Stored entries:
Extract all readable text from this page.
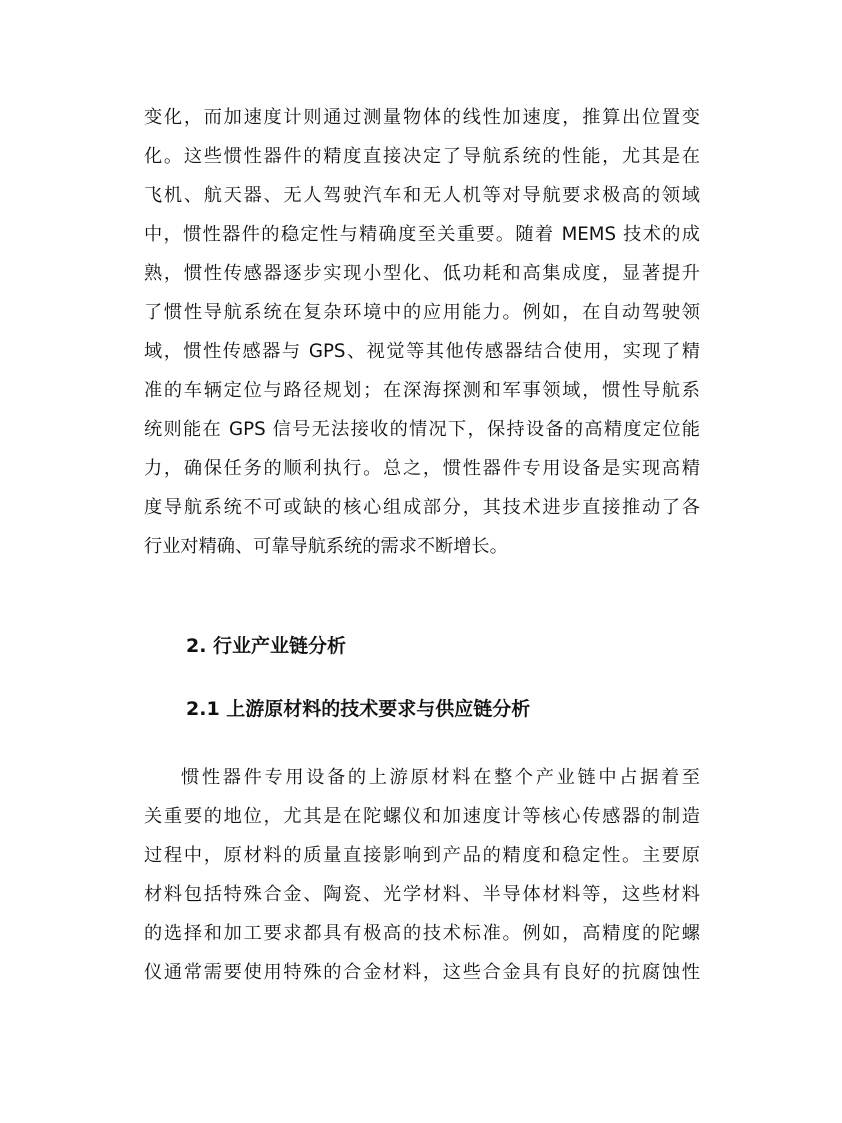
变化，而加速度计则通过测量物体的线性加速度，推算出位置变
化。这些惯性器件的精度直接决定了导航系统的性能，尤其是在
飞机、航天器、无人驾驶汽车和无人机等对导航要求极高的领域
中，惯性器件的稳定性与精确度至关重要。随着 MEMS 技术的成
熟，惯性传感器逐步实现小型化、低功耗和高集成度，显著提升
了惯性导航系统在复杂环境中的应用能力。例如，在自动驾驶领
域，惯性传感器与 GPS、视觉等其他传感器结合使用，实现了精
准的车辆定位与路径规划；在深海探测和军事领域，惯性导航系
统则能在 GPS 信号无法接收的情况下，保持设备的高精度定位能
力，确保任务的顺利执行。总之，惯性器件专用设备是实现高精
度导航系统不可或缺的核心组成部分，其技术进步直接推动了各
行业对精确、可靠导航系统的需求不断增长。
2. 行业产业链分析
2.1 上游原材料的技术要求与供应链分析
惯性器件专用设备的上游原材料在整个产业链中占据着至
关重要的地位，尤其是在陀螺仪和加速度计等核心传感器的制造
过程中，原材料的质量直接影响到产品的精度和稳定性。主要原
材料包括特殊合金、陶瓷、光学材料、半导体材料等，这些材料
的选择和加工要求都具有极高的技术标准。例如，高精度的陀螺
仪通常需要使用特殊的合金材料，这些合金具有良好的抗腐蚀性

- Objective -
All of the entries need to be transcribed word for word; pictures are left out.

- Answer to this exercise -
Extract all readable text from this page.
变化，而加速度计则通过测量物体的线性加速度，推算出位置变
化。这些惯性器件的精度直接决定了导航系统的性能，尤其是在
飞机、航天器、无人驾驶汽车和无人机等对导航要求极高的领域
中，惯性器件的稳定性与精确度至关重要。随着 MEMS 技术的成
熟，惯性传感器逐步实现小型化、低功耗和高集成度，显著提升
了惯性导航系统在复杂环境中的应用能力。例如，在自动驾驶领
域，惯性传感器与 GPS、视觉等其他传感器结合使用，实现了精
准的车辆定位与路径规划；在深海探测和军事领域，惯性导航系
统则能在 GPS 信号无法接收的情况下，保持设备的高精度定位能
力，确保任务的顺利执行。总之，惯性器件专用设备是实现高精
度导航系统不可或缺的核心组成部分，其技术进步直接推动了各
行业对精确、可靠导航系统的需求不断增长。
2. 行业产业链分析
2.1 上游原材料的技术要求与供应链分析
惯性器件专用设备的上游原材料在整个产业链中占据着至
关重要的地位，尤其是在陀螺仪和加速度计等核心传感器的制造
过程中，原材料的质量直接影响到产品的精度和稳定性。主要原
材料包括特殊合金、陶瓷、光学材料、半导体材料等，这些材料
的选择和加工要求都具有极高的技术标准。例如，高精度的陀螺
仪通常需要使用特殊的合金材料，这些合金具有良好的抗腐蚀性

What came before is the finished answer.